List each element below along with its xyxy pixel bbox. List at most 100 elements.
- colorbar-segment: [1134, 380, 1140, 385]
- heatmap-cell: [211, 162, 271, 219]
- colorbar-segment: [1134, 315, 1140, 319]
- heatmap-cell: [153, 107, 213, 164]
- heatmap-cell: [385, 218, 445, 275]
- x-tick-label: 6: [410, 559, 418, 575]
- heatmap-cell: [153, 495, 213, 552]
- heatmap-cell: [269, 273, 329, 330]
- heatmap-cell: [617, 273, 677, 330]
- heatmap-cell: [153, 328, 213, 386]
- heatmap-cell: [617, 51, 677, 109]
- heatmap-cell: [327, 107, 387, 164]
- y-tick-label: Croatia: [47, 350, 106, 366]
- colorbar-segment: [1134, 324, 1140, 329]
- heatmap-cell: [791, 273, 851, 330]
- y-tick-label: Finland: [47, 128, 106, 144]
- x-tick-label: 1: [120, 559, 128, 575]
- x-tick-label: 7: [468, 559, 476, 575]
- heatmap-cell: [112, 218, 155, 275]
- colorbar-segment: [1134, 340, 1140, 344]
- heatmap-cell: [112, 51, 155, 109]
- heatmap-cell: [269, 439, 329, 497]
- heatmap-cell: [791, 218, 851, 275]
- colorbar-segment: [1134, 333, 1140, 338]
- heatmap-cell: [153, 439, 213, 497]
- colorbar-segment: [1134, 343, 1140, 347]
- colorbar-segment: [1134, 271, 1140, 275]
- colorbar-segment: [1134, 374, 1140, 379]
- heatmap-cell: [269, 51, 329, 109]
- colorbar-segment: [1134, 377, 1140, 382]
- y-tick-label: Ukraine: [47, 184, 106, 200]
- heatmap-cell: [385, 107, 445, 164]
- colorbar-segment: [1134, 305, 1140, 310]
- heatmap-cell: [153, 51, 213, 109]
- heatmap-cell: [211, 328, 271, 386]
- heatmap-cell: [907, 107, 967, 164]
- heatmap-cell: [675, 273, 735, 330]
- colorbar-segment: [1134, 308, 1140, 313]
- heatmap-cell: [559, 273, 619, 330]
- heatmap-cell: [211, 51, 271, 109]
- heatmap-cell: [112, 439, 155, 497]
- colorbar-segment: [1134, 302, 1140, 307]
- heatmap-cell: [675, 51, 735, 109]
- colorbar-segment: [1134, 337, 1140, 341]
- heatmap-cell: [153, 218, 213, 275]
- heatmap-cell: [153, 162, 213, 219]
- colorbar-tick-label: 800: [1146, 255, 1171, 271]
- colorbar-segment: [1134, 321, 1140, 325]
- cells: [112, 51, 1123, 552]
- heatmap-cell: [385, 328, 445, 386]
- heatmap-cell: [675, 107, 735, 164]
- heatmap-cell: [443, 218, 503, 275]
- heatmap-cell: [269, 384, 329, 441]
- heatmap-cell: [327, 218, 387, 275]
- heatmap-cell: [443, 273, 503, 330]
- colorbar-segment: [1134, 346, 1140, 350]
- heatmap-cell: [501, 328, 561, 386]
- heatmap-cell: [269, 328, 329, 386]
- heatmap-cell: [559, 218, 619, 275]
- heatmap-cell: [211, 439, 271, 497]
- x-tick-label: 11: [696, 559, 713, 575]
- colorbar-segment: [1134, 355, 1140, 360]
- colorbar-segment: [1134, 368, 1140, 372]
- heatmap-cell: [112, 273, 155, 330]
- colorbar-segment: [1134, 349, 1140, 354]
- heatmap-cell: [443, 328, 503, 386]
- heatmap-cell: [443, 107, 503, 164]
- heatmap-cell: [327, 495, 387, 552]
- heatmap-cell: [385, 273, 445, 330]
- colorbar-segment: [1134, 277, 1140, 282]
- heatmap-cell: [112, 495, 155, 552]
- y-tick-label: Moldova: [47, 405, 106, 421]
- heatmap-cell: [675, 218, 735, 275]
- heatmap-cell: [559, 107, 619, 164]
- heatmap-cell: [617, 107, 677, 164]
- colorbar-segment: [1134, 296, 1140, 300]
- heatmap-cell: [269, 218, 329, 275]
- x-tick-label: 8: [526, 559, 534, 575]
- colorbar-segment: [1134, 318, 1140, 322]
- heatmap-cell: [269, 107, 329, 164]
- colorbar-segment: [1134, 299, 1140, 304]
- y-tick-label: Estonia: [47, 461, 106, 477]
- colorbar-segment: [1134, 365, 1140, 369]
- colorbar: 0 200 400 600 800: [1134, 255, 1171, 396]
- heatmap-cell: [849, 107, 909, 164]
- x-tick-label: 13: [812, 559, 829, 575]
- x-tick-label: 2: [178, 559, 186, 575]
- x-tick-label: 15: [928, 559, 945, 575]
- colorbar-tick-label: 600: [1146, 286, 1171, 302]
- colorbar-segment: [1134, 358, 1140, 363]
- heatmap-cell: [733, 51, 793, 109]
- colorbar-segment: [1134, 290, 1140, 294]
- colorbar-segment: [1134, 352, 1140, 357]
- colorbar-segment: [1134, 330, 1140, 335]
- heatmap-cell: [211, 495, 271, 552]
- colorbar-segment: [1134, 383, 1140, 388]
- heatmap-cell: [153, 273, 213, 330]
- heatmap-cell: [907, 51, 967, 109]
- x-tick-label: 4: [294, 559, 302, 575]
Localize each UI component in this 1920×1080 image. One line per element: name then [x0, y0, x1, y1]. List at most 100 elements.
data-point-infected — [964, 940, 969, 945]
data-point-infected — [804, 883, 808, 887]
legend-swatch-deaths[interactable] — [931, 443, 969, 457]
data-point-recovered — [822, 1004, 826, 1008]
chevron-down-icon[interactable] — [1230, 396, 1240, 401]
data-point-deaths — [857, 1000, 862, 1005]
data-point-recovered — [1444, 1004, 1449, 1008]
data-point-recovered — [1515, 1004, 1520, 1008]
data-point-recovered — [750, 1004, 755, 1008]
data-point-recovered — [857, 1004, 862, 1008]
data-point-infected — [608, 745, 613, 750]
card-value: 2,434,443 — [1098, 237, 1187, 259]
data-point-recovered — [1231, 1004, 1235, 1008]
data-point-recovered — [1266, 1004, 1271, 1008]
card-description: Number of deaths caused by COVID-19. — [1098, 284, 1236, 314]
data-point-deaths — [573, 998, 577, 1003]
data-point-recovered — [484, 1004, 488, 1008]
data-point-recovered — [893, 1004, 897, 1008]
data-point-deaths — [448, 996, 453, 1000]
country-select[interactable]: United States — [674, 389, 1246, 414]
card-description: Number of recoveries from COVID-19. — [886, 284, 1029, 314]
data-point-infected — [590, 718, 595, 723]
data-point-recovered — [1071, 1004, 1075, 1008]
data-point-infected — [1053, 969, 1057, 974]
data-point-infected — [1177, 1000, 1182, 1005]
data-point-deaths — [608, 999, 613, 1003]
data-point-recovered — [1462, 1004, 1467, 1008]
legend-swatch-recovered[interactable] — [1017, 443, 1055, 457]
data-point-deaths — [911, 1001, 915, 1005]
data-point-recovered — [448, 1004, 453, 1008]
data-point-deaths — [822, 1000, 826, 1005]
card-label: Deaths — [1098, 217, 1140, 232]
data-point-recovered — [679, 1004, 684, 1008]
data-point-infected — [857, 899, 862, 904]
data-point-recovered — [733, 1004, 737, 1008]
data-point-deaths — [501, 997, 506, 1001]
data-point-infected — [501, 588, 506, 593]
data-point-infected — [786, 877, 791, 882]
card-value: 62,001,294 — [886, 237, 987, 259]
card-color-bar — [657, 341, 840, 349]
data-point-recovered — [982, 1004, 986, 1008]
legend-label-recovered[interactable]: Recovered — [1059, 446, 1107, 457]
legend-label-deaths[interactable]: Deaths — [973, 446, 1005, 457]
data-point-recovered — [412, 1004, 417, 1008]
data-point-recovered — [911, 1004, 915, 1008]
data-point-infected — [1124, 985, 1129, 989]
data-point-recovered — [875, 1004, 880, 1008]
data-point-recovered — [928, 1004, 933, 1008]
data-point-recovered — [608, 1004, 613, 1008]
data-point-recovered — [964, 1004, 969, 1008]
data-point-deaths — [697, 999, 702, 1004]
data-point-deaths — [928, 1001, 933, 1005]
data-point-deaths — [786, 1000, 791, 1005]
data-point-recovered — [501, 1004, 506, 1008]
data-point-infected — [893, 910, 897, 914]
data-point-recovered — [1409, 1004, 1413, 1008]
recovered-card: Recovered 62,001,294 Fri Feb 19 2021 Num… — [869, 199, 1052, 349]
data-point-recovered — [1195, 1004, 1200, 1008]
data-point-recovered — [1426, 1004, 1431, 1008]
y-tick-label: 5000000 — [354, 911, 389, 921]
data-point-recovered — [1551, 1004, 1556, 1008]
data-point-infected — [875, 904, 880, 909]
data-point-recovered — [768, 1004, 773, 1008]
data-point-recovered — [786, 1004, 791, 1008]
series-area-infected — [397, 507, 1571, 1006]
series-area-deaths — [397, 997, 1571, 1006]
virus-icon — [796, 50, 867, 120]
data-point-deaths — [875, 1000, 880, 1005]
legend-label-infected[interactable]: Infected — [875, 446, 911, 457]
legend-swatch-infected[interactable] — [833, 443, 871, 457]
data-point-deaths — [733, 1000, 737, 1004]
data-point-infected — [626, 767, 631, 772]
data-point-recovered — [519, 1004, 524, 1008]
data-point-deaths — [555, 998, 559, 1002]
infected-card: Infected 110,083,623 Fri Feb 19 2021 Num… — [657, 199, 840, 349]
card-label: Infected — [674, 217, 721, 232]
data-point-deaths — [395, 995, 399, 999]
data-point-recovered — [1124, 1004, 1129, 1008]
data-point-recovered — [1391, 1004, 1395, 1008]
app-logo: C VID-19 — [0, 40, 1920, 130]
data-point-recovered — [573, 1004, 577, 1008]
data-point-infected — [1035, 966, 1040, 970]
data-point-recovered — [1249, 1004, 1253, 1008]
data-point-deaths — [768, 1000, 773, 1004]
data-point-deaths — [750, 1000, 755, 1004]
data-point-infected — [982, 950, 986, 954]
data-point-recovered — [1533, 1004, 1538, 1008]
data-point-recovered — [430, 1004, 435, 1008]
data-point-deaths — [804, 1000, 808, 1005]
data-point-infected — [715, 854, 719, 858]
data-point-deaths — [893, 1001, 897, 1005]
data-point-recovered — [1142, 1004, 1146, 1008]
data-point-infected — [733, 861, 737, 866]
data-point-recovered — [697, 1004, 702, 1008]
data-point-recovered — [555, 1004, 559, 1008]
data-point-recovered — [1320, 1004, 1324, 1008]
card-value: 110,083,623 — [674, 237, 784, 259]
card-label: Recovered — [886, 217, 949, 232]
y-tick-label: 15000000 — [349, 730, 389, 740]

───

TASK GOAL – Going through the material above, work out how many lines contain the string "most" and give only that figure.

PROBLEM SOLUTION – 2